» **What you will do**: Gather from the material every line that contains the string "Catch".

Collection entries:
* START *

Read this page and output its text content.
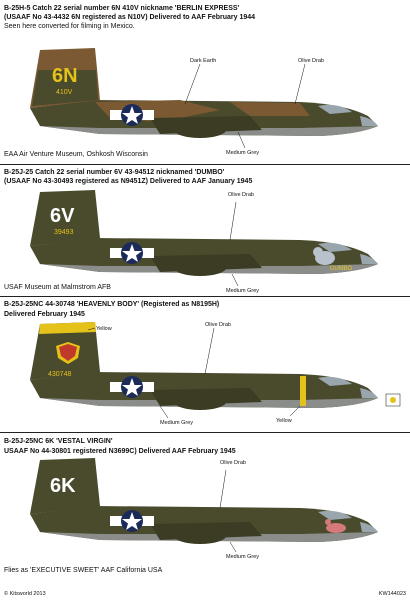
B-25H-5 Catch 22 serial number 6N 410V nickname 'BERLIN EXPRESS'
(USAAF No 43-4432 6N registered as N10V) Delivered to AAF February 1944
Seen here converted for filming in Mexico.
6N
410V
Dark Earth	Olive Drab
Medium Grey
EAA Air Venture Museum, Oshkosh Wisconsin
B-25J-25 Catch 22 serial number 6V 43-94512 nicknamed 'DUMBO'
(USAAF No 43-30493 registered as N9451Z) Delivered to AAF January 1945
6V
39493
DUMBO
Olive Drab
Medium Grey
USAF Museum at Malmstrom AFB
B-25J-25NC 44-30748 'HEAVENLY BODY' (Registered as N8195H)
Delivered February 1945
430748
Olive Drab
Yellow
Medium Grey	Yellow
B-25J-25NC 6K 'VESTAL VIRGIN'
USAAF No 44-30801 registered N3699C) Delivered AAF February 1945
6K
Olive Drab
Medium Grey
Flies as 'EXECUTIVE SWEET' AAF California USA
© Kitsworld 2013	KW144023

* END *

» **Output for this task**:
B-25H-5 Catch 22 serial number 6N 410V nickname 'BERLIN EXPRESS'
B-25J-25 Catch 22 serial number 6V 43-94512 nicknamed 'DUMBO'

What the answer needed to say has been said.